Desde luego, son muchas las personas que se sienten solas, que necesitan un gesto humano auténtico, una verdadera sonrisa, un signo de amor en suma. En consecuencia, es un motivo de anhelo, que cada día miles de ciudadanos se ofrezcan a donarse como voluntarios, dispuestos a ofrecer su vida para contribuir a lo armónico y a un desarrollo más equitativo y sostenible. Son un buen referente y una saludable referencia. Hemos de reconocer que gracias a ellos se salvan muchas vidas, se reconducen muchas existencias, se construyen comunidades dispuestas a hermanarse para sobreponerse ante cualquier emergencia o desastre.

#### Filas
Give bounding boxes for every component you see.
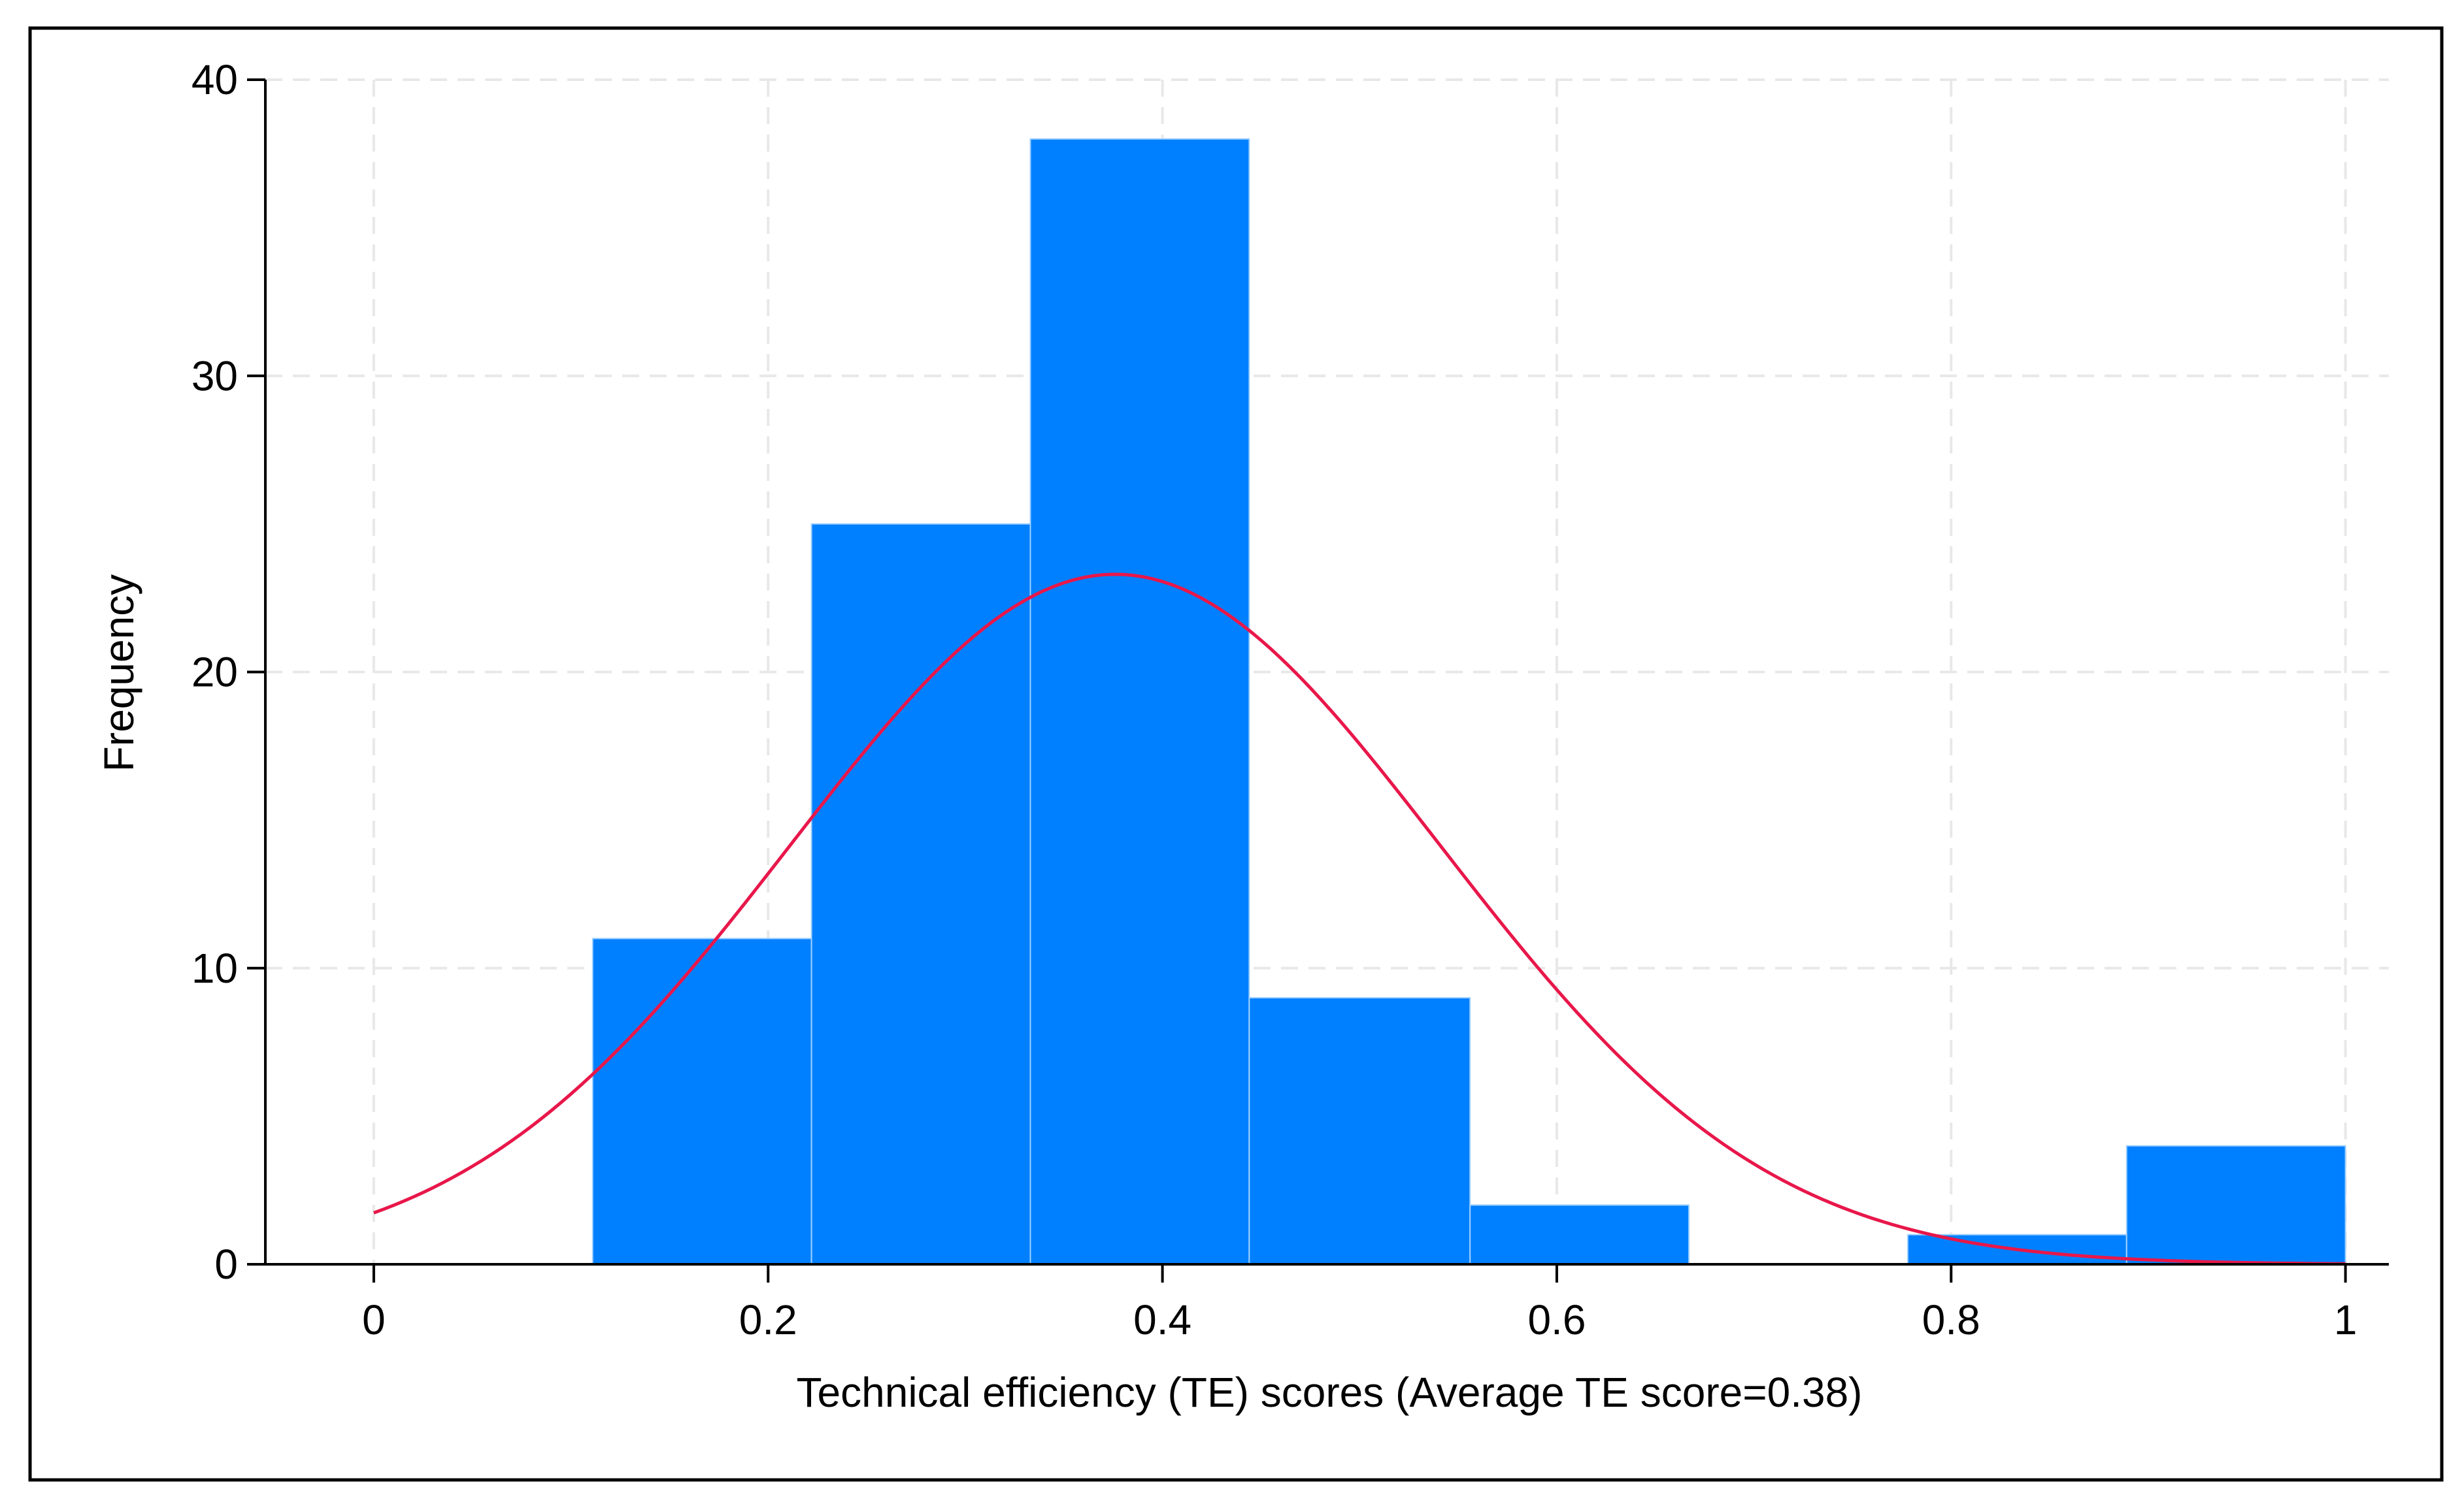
y-tick-label-3: 30 [191,352,238,399]
histogram-bar-4 [1469,1204,1690,1265]
x-tick-label-4: 0.8 [1922,1296,1980,1343]
y-tick-label-0: 0 [214,1241,238,1288]
y-tick-label-4: 40 [191,56,238,103]
y-tick-label-2: 20 [191,649,238,696]
x-tick-label-1: 0.2 [739,1296,797,1343]
histogram-bar-7 [2125,1145,2346,1265]
x-tick-label-2: 0.4 [1133,1296,1191,1343]
y-tick-label-1: 10 [191,945,238,992]
normal-density-curve [373,572,2346,1266]
y-axis-ticks: 0 10 20 30 40 [191,56,265,1288]
x-tick-label-0: 0 [362,1296,386,1343]
x-tick-label-3: 0.6 [1527,1296,1586,1343]
histogram-bar-2 [1029,138,1250,1265]
histogram-bar-3 [1248,997,1471,1265]
x-axis-title: Technical efficiency (TE) scores (Averag… [797,1369,1863,1416]
y-axis-title: Frequency [95,574,142,772]
x-axis-ticks: 0 0.2 0.4 0.6 0.8 1 [362,1264,2357,1343]
x-tick-label-5: 1 [2334,1296,2357,1343]
histogram-bar-0 [591,938,812,1266]
histogram-bar-1 [810,523,1031,1265]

#### Qué harás
1. En el texto sobre el voluntariado, ¿cómo se describe a los ciudadanos que se ofrecen como voluntarios, en cuanto a referente?
2. Redacta la continuación del texto sobre el voluntariado a partir de su última oración.

#### Las respuestas
1. Como un buen referente y una saludable referencia.

2.
Sea como fuere, creo que ya está bien de tanta pasividad o indiferencia. Es menester transformar radicalmente esta vida de negocios e intereses mundanos; y, por ello, es importante cambiar el corazón de las gentes, ponernos al servicio de los que nada tienen y nadie los quiere. ¡Cuántas familias desoladas, desilusionadas, muertas en vida, acercan su mirada triste a la nuestra! La situación es tremenda para algunos. Ante esta dolorosa situación, hemos de recapacitar. Podemos ser cualquiera de nosotros. Naturalmente, lo primero que yo mismo me digo, es que no se puede tener miedo a amar. Pensemos en esas gentes que mueren a diario en la desesperación porque no han encontrado a nadie que les haya alargado el brazo.


Ojalá se reconociera firmemente el valor del voluntariado en la sociedad, con recomendaciones a gobiernos para que brinden apoyo institucional, fomentándolo con mayor determinación si cabe. En cualquier caso, ningún ser humano puede lavarse las manos y mirar hacia otro lado. Olvidamos que de la unión y de la concordia, de la dedicación y del liderazgo, es de donde brota la ilusión y lo armónico. Por desgracia, tenemos a muchos perdedores de la globalización; y, a pesar de ello, algunos líderes no quieren entenderse, motivados por unos incentivos egoístas, que impiden que sus ciudadanos se beneficien de los avances tecnológicos y científicos, el comercio mundial y la integración económica.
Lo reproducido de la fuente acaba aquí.